DIRECTIONS:
Every line that includes the word "text" is to be listed.

───── INPUT DATA

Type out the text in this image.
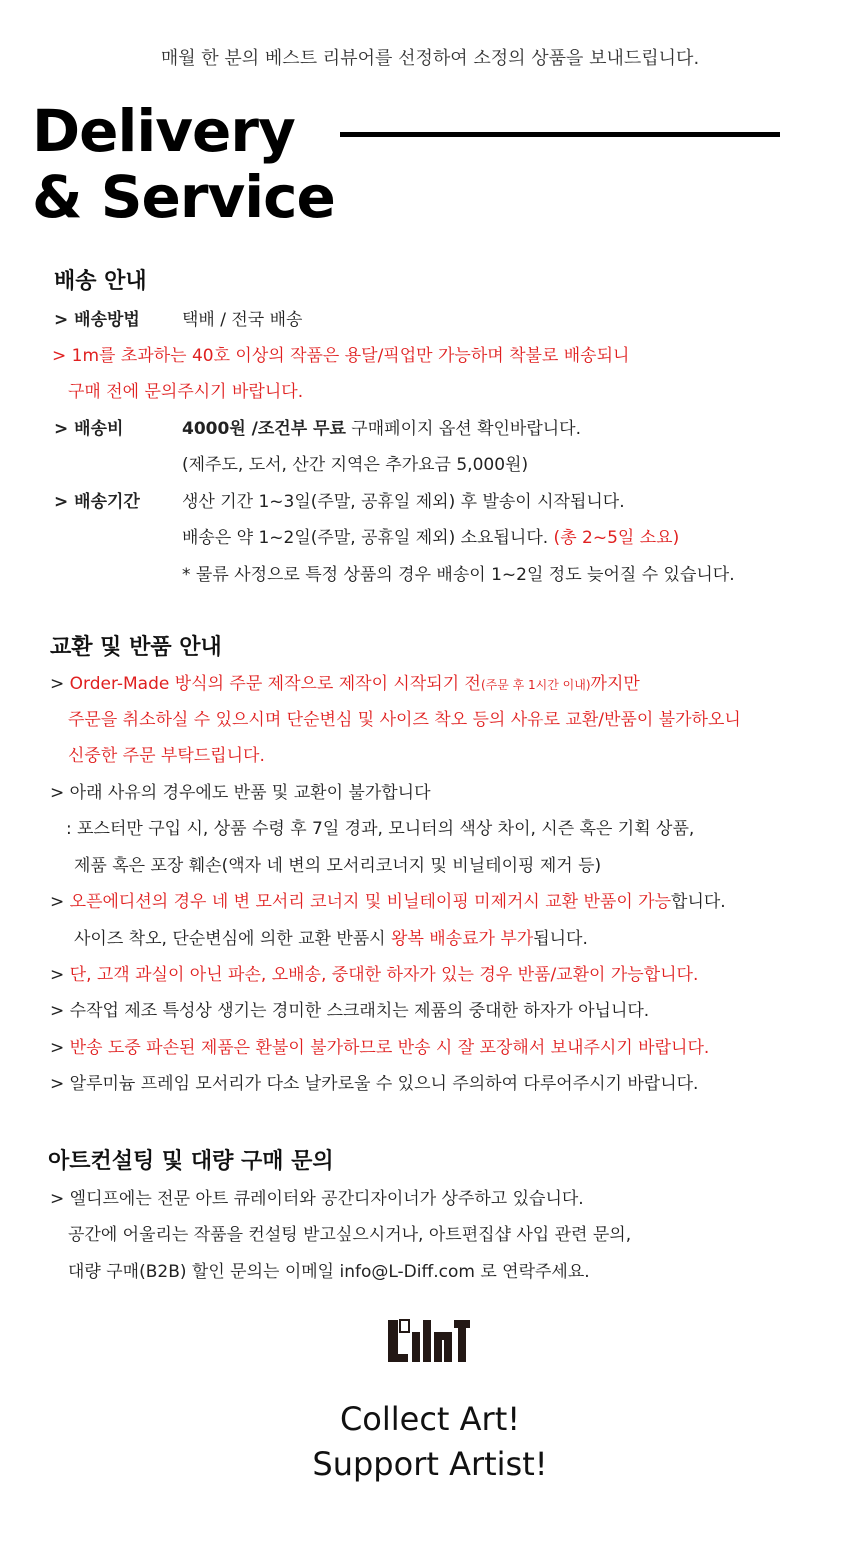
매월 한 분의 베스트 리뷰어를 선정하여 소정의 상품을 보내드립니다.
Delivery
& Service
배송 안내
> 배송방법 택배 / 전국 배송
> 1m를 초과하는 40호 이상의 작품은 용달/픽업만 가능하며 착불로 배송되니
구매 전에 문의주시기 바랍니다.
> 배송비	4000원 /조건부 무료 구매페이지 옵션 확인바랍니다.
(제주도, 도서, 산간 지역은 추가요금 5,000원)
> 배송기간 생산 기간 1~3일(주말, 공휴일 제외) 후 발송이 시작됩니다.
배송은 약 1~2일(주말, 공휴일 제외) 소요됩니다. (총 2~5일 소요)
* 물류 사정으로 특정 상품의 경우 배송이 1~2일 정도 늦어질 수 있습니다.
교환 및 반품 안내
> Order-Made 방식의 주문 제작으로 제작이 시작되기 전(주문 후 1시간 이내)까지만
주문을 취소하실 수 있으시며 단순변심 및 사이즈 착오 등의 사유로 교환/반품이 불가하오니
신중한 주문 부탁드립니다.
> 아래 사유의 경우에도 반품 및 교환이 불가합니다
: 포스터만 구입 시, 상품 수령 후 7일 경과, 모니터의 색상 차이, 시즌 혹은 기획 상품,
제품 혹은 포장 훼손(액자 네 변의 모서리코너지 및 비닐테이핑 제거 등)
> 오픈에디션의 경우 네 변 모서리 코너지 및 비닐테이핑 미제거시 교환 반품이 가능합니다.
사이즈 착오, 단순변심에 의한 교환 반품시 왕복 배송료가 부가됩니다.
> 단, 고객 과실이 아닌 파손, 오배송, 중대한 하자가 있는 경우 반품/교환이 가능합니다.
> 수작업 제조 특성상 생기는 경미한 스크래치는 제품의 중대한 하자가 아닙니다.
> 반송 도중 파손된 제품은 환불이 불가하므로 반송 시 잘 포장해서 보내주시기 바랍니다.
> 알루미늄 프레임 모서리가 다소 날카로울 수 있으니 주의하여 다루어주시기 바랍니다.
아트컨설팅 및 대량 구매 문의
> 엘디프에는 전문 아트 큐레이터와 공간디자이너가 상주하고 있습니다.
공간에 어울리는 작품을 컨설팅 받고싶으시거나, 아트편집샵 사입 관련 문의,
대량 구매(B2B) 할인 문의는 이메일 info@L-Diff.com 로 연락주세요.
Collect Art!
Support Artist!
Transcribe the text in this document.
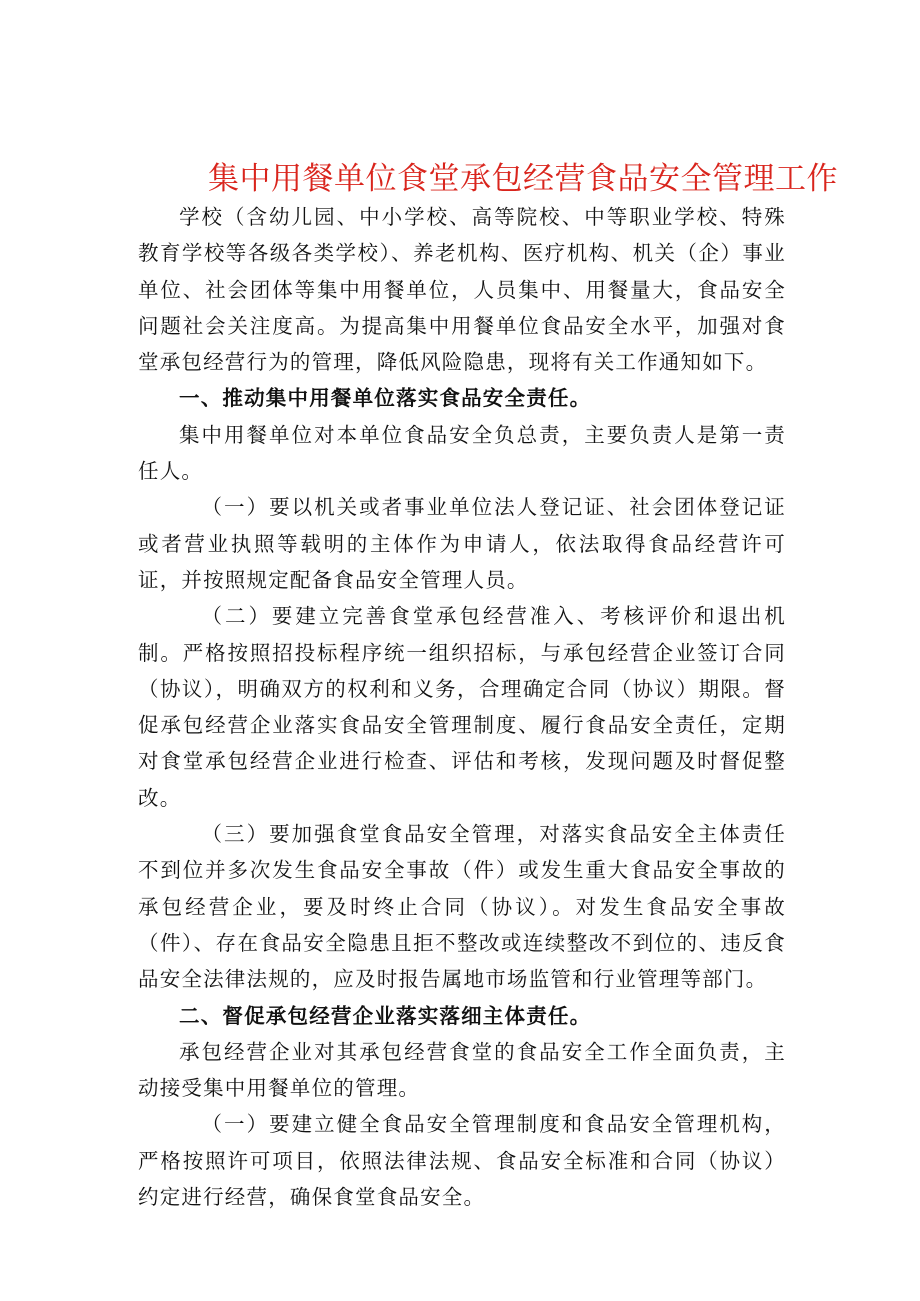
集中用餐单位食堂承包经营食品安全管理工作

学校（含幼儿园、中小学校、高等院校、中等职业学校、特殊教育学校等各级各类学校）、养老机构、医疗机构、机关（企）事业单位、社会团体等集中用餐单位，人员集中、用餐量大，食品安全问题社会关注度高。为提高集中用餐单位食品安全水平，加强对食堂承包经营行为的管理，降低风险隐患，现将有关工作通知如下。

一、推动集中用餐单位落实食品安全责任。

集中用餐单位对本单位食品安全负总责，主要负责人是第一责任人。

（一）要以机关或者事业单位法人登记证、社会团体登记证或者营业执照等载明的主体作为申请人，依法取得食品经营许可证，并按照规定配备食品安全管理人员。

（二）要建立完善食堂承包经营准入、考核评价和退出机制。严格按照招投标程序统一组织招标，与承包经营企业签订合同（协议），明确双方的权利和义务，合理确定合同（协议）期限。督促承包经营企业落实食品安全管理制度、履行食品安全责任，定期对食堂承包经营企业进行检查、评估和考核，发现问题及时督促整改。

（三）要加强食堂食品安全管理，对落实食品安全主体责任不到位并多次发生食品安全事故（件）或发生重大食品安全事故的承包经营企业，要及时终止合同（协议）。对发生食品安全事故（件）、存在食品安全隐患且拒不整改或连续整改不到位的、违反食品安全法律法规的，应及时报告属地市场监管和行业管理等部门。

二、督促承包经营企业落实落细主体责任。

承包经营企业对其承包经营食堂的食品安全工作全面负责，主动接受集中用餐单位的管理。

（一）要建立健全食品安全管理制度和食品安全管理机构，严格按照许可项目，依照法律法规、食品安全标准和合同（协议）约定进行经营，确保食堂食品安全。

──────────

EXPECTED ANSWER:
Type out the text in this image.
Transcribe the text in this document.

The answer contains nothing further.